*GIVEN TASK*:
Identify every line in the records below that contains the word "right", and copy each of those lines.

*MATERIAL FOR THE TASK*:
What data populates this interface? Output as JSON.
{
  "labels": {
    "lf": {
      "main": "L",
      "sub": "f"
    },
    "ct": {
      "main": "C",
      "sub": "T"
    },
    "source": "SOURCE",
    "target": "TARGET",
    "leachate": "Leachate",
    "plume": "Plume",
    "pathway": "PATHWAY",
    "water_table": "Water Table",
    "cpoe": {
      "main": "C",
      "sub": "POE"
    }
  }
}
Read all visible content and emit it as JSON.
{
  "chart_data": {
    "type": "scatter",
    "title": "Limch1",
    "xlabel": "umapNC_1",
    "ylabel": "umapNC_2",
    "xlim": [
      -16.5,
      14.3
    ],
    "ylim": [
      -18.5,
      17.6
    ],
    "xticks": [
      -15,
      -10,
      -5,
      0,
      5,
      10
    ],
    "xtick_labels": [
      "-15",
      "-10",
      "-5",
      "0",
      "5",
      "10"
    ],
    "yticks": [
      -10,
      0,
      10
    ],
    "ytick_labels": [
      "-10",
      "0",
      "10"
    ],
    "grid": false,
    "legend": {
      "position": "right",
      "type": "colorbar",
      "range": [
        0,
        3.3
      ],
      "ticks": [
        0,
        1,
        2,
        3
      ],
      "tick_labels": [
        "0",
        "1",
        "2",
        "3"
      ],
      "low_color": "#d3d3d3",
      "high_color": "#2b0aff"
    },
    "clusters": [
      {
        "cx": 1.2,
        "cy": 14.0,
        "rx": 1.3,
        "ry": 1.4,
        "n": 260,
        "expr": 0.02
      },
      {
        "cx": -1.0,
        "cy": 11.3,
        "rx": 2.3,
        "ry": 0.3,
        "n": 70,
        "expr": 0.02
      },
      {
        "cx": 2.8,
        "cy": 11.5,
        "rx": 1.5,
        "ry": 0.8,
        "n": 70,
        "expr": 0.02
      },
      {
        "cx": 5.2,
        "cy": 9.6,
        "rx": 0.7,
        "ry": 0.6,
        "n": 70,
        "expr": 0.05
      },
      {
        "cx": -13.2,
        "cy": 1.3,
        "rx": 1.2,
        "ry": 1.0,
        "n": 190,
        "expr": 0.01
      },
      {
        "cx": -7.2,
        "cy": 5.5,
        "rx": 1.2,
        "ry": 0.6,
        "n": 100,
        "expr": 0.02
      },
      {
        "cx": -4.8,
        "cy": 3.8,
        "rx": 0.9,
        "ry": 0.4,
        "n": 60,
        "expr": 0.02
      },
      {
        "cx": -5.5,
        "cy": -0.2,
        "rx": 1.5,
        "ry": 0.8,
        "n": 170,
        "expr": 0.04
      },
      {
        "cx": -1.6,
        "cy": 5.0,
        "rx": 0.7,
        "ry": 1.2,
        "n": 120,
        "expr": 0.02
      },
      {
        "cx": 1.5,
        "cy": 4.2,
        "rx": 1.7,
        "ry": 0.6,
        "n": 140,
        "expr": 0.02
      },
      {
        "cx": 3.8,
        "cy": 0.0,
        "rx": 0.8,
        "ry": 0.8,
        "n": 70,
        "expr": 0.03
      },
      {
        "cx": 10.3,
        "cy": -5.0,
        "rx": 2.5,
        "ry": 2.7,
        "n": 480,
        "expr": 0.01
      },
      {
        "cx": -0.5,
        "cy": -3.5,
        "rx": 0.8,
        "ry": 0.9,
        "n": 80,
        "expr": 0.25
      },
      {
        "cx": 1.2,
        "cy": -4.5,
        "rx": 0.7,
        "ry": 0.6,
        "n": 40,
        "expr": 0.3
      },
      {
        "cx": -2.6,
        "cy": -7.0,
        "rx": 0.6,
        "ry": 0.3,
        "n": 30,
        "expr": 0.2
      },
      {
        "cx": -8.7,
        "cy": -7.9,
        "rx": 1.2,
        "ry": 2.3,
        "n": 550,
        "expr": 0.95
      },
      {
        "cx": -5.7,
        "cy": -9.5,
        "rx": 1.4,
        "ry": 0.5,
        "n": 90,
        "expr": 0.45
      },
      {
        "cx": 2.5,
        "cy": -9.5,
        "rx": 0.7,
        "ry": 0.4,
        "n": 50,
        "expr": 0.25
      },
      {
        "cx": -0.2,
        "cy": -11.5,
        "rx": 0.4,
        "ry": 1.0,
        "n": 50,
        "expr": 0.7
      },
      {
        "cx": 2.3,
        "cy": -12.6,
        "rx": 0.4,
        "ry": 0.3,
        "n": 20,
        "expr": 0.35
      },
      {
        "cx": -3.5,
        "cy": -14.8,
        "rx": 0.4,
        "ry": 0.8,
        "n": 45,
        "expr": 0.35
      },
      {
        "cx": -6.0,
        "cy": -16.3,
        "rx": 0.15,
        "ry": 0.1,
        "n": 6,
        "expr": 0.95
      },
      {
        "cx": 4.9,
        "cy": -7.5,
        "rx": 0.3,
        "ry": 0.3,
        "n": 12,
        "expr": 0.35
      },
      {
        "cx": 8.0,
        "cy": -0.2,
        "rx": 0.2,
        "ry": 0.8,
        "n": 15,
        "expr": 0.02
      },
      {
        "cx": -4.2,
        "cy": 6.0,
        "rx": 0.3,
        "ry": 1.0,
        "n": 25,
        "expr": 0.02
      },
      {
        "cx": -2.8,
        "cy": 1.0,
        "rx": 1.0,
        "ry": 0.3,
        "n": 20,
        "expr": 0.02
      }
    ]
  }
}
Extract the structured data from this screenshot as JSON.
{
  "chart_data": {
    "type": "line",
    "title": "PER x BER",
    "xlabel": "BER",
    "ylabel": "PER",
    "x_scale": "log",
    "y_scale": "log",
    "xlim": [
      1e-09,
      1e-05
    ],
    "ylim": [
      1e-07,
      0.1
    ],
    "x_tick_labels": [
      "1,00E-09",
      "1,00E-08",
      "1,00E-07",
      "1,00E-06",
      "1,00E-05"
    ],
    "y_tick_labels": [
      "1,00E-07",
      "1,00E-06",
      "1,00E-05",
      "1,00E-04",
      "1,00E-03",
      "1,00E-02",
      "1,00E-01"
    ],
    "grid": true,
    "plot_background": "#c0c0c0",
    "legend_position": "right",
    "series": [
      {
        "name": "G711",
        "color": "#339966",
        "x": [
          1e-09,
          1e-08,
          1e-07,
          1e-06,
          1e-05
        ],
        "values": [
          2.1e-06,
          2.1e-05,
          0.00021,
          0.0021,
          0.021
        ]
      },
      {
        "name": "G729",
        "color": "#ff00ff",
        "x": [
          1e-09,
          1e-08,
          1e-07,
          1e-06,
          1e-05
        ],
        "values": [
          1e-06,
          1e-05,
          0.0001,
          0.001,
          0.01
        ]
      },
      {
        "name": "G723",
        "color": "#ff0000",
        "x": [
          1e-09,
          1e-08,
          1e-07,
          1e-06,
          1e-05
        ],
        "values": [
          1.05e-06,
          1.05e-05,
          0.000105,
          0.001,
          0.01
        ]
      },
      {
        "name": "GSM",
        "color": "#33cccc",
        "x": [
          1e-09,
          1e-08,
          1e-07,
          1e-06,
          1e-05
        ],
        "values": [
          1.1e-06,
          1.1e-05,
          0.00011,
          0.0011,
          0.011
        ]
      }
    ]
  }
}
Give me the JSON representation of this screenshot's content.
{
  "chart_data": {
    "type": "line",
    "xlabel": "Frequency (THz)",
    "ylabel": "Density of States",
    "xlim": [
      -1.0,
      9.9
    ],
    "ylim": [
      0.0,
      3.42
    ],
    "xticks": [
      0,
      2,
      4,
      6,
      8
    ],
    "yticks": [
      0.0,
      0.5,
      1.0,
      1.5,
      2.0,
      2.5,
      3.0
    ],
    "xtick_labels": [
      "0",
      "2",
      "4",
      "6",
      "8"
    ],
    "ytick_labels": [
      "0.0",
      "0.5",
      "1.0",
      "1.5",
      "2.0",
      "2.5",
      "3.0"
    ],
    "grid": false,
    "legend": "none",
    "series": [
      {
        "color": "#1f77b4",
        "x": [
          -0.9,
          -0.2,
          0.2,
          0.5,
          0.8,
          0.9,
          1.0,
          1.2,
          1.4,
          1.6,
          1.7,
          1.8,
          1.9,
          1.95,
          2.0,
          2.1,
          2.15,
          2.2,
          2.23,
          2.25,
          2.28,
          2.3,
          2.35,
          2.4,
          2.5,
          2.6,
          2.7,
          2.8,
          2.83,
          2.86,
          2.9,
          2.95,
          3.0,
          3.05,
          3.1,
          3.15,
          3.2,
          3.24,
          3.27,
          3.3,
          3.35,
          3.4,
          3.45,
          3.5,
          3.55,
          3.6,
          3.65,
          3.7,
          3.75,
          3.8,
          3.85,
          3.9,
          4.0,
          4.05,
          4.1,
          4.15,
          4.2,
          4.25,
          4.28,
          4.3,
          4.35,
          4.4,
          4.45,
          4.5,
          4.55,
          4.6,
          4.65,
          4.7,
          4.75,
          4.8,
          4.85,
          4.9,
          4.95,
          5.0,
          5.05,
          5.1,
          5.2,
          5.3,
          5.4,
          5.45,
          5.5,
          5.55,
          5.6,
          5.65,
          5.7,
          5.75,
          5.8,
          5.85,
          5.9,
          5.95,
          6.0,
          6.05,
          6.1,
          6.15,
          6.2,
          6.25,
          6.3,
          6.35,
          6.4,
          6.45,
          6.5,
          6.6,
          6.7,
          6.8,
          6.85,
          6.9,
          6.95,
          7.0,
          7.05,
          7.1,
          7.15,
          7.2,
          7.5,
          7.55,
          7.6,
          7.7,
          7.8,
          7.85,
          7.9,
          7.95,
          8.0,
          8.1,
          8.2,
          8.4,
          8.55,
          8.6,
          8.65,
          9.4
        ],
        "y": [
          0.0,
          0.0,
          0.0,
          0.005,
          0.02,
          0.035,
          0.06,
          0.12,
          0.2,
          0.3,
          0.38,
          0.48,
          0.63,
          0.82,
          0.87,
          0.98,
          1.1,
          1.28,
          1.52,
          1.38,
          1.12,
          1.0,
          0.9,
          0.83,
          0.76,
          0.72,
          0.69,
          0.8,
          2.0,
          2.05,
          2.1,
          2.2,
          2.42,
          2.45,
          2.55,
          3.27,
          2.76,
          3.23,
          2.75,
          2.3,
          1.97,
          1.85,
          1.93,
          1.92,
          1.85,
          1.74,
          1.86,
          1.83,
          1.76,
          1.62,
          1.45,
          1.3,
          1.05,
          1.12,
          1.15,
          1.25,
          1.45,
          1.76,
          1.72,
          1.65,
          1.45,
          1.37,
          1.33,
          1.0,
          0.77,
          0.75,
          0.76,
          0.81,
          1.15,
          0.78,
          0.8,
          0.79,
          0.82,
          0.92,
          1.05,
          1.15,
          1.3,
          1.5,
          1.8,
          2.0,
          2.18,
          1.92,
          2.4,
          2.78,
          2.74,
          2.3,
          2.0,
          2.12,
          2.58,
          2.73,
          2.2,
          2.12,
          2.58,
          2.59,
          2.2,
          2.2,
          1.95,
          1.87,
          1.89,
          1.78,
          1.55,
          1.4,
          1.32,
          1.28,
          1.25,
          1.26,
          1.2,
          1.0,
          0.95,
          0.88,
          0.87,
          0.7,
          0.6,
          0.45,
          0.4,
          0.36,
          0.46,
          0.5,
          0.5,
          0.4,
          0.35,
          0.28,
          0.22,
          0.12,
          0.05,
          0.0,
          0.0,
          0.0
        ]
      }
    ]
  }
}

*SOLUTION BELOW*:
      "position": "right",
    "legend_position": "right",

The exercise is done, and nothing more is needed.